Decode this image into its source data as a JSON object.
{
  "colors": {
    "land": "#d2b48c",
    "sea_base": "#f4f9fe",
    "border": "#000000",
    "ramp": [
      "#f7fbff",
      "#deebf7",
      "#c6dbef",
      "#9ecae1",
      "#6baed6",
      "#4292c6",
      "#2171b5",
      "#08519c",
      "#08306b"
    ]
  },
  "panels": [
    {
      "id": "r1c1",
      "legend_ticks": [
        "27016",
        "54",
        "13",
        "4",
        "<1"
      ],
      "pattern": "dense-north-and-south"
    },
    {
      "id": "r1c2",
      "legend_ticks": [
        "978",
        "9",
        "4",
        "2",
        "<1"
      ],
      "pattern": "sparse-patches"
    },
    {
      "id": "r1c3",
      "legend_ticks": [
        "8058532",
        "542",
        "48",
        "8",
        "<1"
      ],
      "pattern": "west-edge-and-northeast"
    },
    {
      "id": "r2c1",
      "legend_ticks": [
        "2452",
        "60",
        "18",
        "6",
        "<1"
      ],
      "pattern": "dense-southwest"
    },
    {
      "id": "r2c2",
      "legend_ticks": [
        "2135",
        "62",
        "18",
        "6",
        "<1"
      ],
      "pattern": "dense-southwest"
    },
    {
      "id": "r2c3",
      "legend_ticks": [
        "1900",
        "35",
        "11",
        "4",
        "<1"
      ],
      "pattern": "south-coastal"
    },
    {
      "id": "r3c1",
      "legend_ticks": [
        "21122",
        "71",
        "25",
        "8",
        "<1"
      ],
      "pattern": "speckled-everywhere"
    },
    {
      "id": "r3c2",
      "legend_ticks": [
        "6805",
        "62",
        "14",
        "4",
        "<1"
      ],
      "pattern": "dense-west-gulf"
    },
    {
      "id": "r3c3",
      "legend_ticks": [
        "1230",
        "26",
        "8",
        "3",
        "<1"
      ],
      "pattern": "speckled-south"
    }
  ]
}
--
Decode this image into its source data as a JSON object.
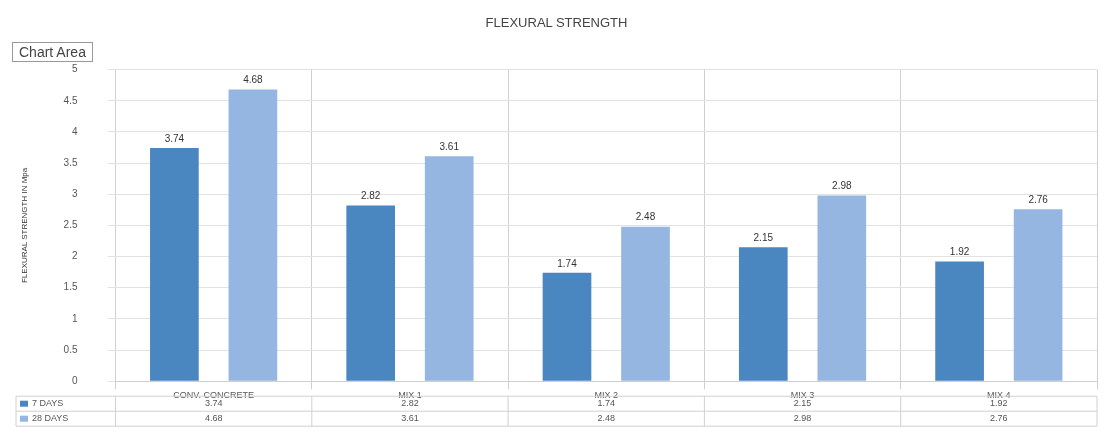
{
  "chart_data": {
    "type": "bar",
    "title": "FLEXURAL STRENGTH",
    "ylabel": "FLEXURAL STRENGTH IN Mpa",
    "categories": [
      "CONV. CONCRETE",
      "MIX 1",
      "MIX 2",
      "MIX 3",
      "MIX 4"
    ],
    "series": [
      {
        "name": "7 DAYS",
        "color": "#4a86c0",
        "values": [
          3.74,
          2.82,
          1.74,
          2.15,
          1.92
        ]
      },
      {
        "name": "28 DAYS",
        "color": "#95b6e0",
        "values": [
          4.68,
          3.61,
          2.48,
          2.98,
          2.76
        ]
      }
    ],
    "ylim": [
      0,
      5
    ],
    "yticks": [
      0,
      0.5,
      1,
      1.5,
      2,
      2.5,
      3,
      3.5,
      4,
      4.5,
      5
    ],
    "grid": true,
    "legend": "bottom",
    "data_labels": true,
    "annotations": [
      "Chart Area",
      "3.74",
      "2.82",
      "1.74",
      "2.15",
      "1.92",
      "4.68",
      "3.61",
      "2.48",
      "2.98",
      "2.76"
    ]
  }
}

• **Stated problem**: Count how many lines in the data above hold the string "FLEXURAL", and give the number with no other words.

• **Output**: 2